===== PROVIDED ENTRIES =====

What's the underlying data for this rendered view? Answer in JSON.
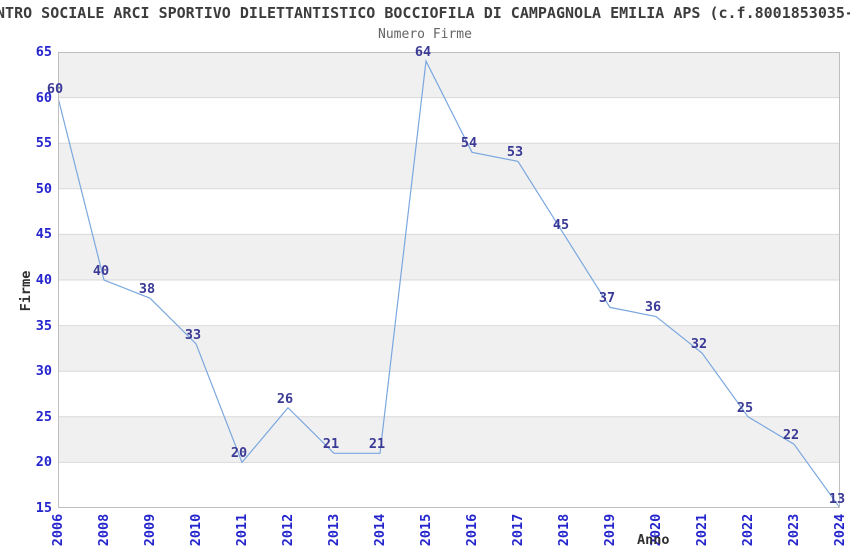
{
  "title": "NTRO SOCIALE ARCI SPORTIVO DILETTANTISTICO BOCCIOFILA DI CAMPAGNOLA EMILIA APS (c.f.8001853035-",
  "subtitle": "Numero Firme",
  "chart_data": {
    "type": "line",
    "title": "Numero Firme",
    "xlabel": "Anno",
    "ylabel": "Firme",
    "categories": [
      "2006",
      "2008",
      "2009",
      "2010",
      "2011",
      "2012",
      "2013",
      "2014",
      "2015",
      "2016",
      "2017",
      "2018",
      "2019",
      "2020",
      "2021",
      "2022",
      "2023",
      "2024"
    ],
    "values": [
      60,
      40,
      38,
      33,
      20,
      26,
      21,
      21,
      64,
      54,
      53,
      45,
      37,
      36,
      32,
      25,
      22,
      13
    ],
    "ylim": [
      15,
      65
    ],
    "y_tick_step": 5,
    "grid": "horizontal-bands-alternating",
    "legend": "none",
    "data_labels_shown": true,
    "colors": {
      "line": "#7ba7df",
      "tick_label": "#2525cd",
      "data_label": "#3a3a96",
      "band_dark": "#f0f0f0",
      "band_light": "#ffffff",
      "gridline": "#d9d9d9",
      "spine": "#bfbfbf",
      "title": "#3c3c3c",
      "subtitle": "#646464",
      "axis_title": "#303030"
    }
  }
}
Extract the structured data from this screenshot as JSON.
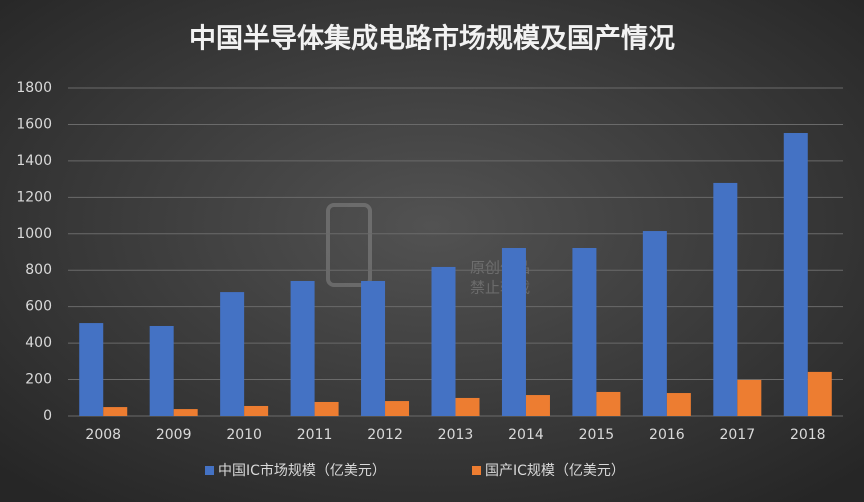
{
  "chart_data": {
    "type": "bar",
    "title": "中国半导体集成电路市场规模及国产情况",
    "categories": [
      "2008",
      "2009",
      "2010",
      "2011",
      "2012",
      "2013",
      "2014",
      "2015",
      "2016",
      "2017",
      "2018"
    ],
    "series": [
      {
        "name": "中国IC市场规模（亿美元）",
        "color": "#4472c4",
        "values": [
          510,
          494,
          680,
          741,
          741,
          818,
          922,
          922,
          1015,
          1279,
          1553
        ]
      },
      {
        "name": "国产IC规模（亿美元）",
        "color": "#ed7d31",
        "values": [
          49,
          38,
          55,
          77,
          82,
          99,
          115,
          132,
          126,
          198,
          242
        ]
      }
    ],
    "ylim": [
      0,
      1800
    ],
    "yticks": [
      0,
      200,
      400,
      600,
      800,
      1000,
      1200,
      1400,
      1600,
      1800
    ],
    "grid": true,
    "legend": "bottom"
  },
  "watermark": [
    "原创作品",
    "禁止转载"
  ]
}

=====

§ **WHAT THE TASK ASKS**
Transcribe every entry word for word, but skip the pictures.

§ **SOLUTION TO THIS EXERCISE**
What's the underlying data for this rendered view? Answer in JSON.
{
  "title": "NTRO SOCIALE ARCI SPORTIVO DILETTANTISTICO BOCCIOFILA DI CAMPAGNOLA EMILIA APS (c.f.8001853035-",
  "subtitle": "Numero Firme",
  "chart_data": {
    "type": "line",
    "title": "Numero Firme",
    "xlabel": "Anno",
    "ylabel": "Firme",
    "categories": [
      "2006",
      "2008",
      "2009",
      "2010",
      "2011",
      "2012",
      "2013",
      "2014",
      "2015",
      "2016",
      "2017",
      "2018",
      "2019",
      "2020",
      "2021",
      "2022",
      "2023",
      "2024"
    ],
    "values": [
      60,
      40,
      38,
      33,
      20,
      26,
      21,
      21,
      64,
      54,
      53,
      45,
      37,
      36,
      32,
      25,
      22,
      13
    ],
    "ylim": [
      15,
      65
    ],
    "y_tick_step": 5,
    "grid": "horizontal-bands-alternating",
    "legend": "none",
    "data_labels_shown": true,
    "colors": {
      "line": "#7ba7df",
      "tick_label": "#2525cd",
      "data_label": "#3a3a96",
      "band_dark": "#f0f0f0",
      "band_light": "#ffffff",
      "gridline": "#d9d9d9",
      "spine": "#bfbfbf",
      "title": "#3c3c3c",
      "subtitle": "#646464",
      "axis_title": "#303030"
    }
  }
}
Extract the structured data from this screenshot as JSON.
{
  "chart_data": {
    "type": "bar",
    "title": "中国半导体集成电路市场规模及国产情况",
    "categories": [
      "2008",
      "2009",
      "2010",
      "2011",
      "2012",
      "2013",
      "2014",
      "2015",
      "2016",
      "2017",
      "2018"
    ],
    "series": [
      {
        "name": "中国IC市场规模（亿美元）",
        "color": "#4472c4",
        "values": [
          510,
          494,
          680,
          741,
          741,
          818,
          922,
          922,
          1015,
          1279,
          1553
        ]
      },
      {
        "name": "国产IC规模（亿美元）",
        "color": "#ed7d31",
        "values": [
          49,
          38,
          55,
          77,
          82,
          99,
          115,
          132,
          126,
          198,
          242
        ]
      }
    ],
    "ylim": [
      0,
      1800
    ],
    "yticks": [
      0,
      200,
      400,
      600,
      800,
      1000,
      1200,
      1400,
      1600,
      1800
    ],
    "grid": true,
    "legend": "bottom"
  },
  "watermark": [
    "原创作品",
    "禁止转载"
  ]
}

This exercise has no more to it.